>>

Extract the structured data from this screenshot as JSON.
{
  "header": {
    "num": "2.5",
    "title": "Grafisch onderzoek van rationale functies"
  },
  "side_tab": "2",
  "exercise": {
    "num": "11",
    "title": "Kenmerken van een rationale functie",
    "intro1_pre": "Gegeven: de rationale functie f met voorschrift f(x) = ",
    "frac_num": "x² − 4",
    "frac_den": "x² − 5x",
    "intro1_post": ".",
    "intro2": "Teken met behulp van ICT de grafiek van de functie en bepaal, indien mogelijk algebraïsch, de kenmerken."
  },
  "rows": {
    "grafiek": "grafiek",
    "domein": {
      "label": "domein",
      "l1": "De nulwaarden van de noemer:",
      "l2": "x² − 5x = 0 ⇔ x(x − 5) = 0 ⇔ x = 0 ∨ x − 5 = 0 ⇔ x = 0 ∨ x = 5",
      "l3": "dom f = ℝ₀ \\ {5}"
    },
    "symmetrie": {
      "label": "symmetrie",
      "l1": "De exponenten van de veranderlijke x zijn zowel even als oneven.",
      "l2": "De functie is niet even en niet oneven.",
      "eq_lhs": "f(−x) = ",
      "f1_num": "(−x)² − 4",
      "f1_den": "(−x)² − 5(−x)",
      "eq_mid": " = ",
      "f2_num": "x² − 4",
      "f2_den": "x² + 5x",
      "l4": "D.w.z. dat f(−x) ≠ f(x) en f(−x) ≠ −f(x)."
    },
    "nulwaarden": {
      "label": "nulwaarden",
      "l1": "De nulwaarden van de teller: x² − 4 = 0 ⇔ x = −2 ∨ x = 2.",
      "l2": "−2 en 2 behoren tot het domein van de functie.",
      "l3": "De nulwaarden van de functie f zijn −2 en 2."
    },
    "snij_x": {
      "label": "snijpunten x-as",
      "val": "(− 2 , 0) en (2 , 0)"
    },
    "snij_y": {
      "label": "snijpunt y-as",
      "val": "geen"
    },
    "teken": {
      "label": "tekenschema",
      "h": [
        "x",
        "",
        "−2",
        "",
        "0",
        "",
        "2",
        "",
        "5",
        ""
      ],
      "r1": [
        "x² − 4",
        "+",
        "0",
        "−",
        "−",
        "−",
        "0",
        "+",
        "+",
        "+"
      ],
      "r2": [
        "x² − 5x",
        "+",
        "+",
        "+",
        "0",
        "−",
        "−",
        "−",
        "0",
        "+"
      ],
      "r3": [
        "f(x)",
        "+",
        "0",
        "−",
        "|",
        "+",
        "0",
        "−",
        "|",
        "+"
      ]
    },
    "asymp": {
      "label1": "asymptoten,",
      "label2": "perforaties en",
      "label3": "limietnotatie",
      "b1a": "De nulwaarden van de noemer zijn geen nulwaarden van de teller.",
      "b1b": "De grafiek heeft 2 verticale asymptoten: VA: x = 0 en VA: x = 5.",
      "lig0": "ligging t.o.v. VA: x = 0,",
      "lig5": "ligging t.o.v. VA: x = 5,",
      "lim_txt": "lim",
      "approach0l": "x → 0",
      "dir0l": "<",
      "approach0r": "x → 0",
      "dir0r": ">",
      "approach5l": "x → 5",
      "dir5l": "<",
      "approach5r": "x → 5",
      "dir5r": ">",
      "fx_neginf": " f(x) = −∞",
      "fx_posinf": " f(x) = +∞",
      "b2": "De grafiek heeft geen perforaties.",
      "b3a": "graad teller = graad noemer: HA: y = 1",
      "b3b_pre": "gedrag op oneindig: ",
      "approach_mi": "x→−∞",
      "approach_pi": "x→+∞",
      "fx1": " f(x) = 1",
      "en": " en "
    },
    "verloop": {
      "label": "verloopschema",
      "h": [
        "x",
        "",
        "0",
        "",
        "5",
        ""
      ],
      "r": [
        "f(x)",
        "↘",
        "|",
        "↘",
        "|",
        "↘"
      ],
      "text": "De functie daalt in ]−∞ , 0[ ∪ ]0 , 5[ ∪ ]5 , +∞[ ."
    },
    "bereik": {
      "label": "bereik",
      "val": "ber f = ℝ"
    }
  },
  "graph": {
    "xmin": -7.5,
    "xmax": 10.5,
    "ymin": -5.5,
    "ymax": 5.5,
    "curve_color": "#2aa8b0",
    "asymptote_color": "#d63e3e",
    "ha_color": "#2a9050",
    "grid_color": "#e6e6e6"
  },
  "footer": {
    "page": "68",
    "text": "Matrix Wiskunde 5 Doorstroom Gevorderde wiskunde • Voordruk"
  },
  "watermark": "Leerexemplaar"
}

<<

Retype every record above exactly as it appears.

SOLVED PROBLEM:
Extract the structured data from this screenshot as JSON.
{
  "header": {
    "num": "2.5",
    "title": "Grafisch onderzoek van rationale functies"
  },
  "side_tab": "2",
  "exercise": {
    "num": "11",
    "title": "Kenmerken van een rationale functie",
    "intro1_pre": "Gegeven: de rationale functie f met voorschrift f(x) = ",
    "frac_num": "x² − 4",
    "frac_den": "x² − 5x",
    "intro1_post": ".",
    "intro2": "Teken met behulp van ICT de grafiek van de functie en bepaal, indien mogelijk algebraïsch, de kenmerken."
  },
  "rows": {
    "grafiek": "grafiek",
    "domein": {
      "label": "domein",
      "l1": "De nulwaarden van de noemer:",
      "l2": "x² − 5x = 0 ⇔ x(x − 5) = 0 ⇔ x = 0 ∨ x − 5 = 0 ⇔ x = 0 ∨ x = 5",
      "l3": "dom f = ℝ₀ \\ {5}"
    },
    "symmetrie": {
      "label": "symmetrie",
      "l1": "De exponenten van de veranderlijke x zijn zowel even als oneven.",
      "l2": "De functie is niet even en niet oneven.",
      "eq_lhs": "f(−x) = ",
      "f1_num": "(−x)² − 4",
      "f1_den": "(−x)² − 5(−x)",
      "eq_mid": " = ",
      "f2_num": "x² − 4",
      "f2_den": "x² + 5x",
      "l4": "D.w.z. dat f(−x) ≠ f(x) en f(−x) ≠ −f(x)."
    },
    "nulwaarden": {
      "label": "nulwaarden",
      "l1": "De nulwaarden van de teller: x² − 4 = 0 ⇔ x = −2 ∨ x = 2.",
      "l2": "−2 en 2 behoren tot het domein van de functie.",
      "l3": "De nulwaarden van de functie f zijn −2 en 2."
    },
    "snij_x": {
      "label": "snijpunten x-as",
      "val": "(− 2 , 0) en (2 , 0)"
    },
    "snij_y": {
      "label": "snijpunt y-as",
      "val": "geen"
    },
    "teken": {
      "label": "tekenschema",
      "h": [
        "x",
        "",
        "−2",
        "",
        "0",
        "",
        "2",
        "",
        "5",
        ""
      ],
      "r1": [
        "x² − 4",
        "+",
        "0",
        "−",
        "−",
        "−",
        "0",
        "+",
        "+",
        "+"
      ],
      "r2": [
        "x² − 5x",
        "+",
        "+",
        "+",
        "0",
        "−",
        "−",
        "−",
        "0",
        "+"
      ],
      "r3": [
        "f(x)",
        "+",
        "0",
        "−",
        "|",
        "+",
        "0",
        "−",
        "|",
        "+"
      ]
    },
    "asymp": {
      "label1": "asymptoten,",
      "label2": "perforaties en",
      "label3": "limietnotatie",
      "b1a": "De nulwaarden van de noemer zijn geen nulwaarden van de teller.",
      "b1b": "De grafiek heeft 2 verticale asymptoten: VA: x = 0 en VA: x = 5.",
      "lig0": "ligging t.o.v. VA: x = 0,",
      "lig5": "ligging t.o.v. VA: x = 5,",
      "lim_txt": "lim",
      "approach0l": "x → 0",
      "dir0l": "<",
      "approach0r": "x → 0",
      "dir0r": ">",
      "approach5l": "x → 5",
      "dir5l": "<",
      "approach5r": "x → 5",
      "dir5r": ">",
      "fx_neginf": " f(x) = −∞",
      "fx_posinf": " f(x) = +∞",
      "b2": "De grafiek heeft geen perforaties.",
      "b3a": "graad teller = graad noemer: HA: y = 1",
      "b3b_pre": "gedrag op oneindig: ",
      "approach_mi": "x→−∞",
      "approach_pi": "x→+∞",
      "fx1": " f(x) = 1",
      "en": " en "
    },
    "verloop": {
      "label": "verloopschema",
      "h": [
        "x",
        "",
        "0",
        "",
        "5",
        ""
      ],
      "r": [
        "f(x)",
        "↘",
        "|",
        "↘",
        "|",
        "↘"
      ],
      "text": "De functie daalt in ]−∞ , 0[ ∪ ]0 , 5[ ∪ ]5 , +∞[ ."
    },
    "bereik": {
      "label": "bereik",
      "val": "ber f = ℝ"
    }
  },
  "graph": {
    "xmin": -7.5,
    "xmax": 10.5,
    "ymin": -5.5,
    "ymax": 5.5,
    "curve_color": "#2aa8b0",
    "asymptote_color": "#d63e3e",
    "ha_color": "#2a9050",
    "grid_color": "#e6e6e6"
  },
  "footer": {
    "page": "68",
    "text": "Matrix Wiskunde 5 Doorstroom Gevorderde wiskunde • Voordruk"
  },
  "watermark": "Leerexemplaar"
}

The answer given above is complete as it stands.